• [DIRECTIONS] Find the string "image" in the entries and copy each line that has it.

• [SUPPLIED RECORDS]
# # # #
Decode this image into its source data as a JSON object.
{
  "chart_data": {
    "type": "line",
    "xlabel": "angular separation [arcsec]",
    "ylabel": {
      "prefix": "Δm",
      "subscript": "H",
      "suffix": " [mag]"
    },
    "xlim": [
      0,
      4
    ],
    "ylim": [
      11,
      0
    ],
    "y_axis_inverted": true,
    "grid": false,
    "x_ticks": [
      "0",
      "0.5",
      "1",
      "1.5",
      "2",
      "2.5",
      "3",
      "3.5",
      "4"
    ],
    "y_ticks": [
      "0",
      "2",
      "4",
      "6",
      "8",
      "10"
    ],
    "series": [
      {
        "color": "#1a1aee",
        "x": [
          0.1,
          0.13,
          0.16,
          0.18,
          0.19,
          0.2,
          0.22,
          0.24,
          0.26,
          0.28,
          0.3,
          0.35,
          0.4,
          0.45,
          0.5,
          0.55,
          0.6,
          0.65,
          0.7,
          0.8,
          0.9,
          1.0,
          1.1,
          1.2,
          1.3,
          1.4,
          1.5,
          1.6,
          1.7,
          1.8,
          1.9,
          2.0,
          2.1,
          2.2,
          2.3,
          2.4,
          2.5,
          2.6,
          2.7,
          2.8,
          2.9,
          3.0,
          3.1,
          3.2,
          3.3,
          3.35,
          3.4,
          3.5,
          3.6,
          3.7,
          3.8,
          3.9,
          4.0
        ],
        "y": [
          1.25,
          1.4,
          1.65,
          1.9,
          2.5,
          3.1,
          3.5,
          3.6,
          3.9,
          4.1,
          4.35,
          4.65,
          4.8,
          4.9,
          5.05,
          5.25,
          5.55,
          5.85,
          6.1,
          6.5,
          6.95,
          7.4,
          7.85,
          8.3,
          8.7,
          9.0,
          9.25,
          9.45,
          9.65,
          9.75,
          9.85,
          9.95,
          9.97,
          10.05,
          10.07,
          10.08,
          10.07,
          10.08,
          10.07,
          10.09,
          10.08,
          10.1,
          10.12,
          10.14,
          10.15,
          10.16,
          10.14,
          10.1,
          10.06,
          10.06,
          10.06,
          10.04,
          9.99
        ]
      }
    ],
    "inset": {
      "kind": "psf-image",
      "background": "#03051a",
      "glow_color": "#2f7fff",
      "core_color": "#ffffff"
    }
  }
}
# # # #
• [RESULT BELOW]
Decode this image into its source data as a JSON object.
      "kind": "psf-image",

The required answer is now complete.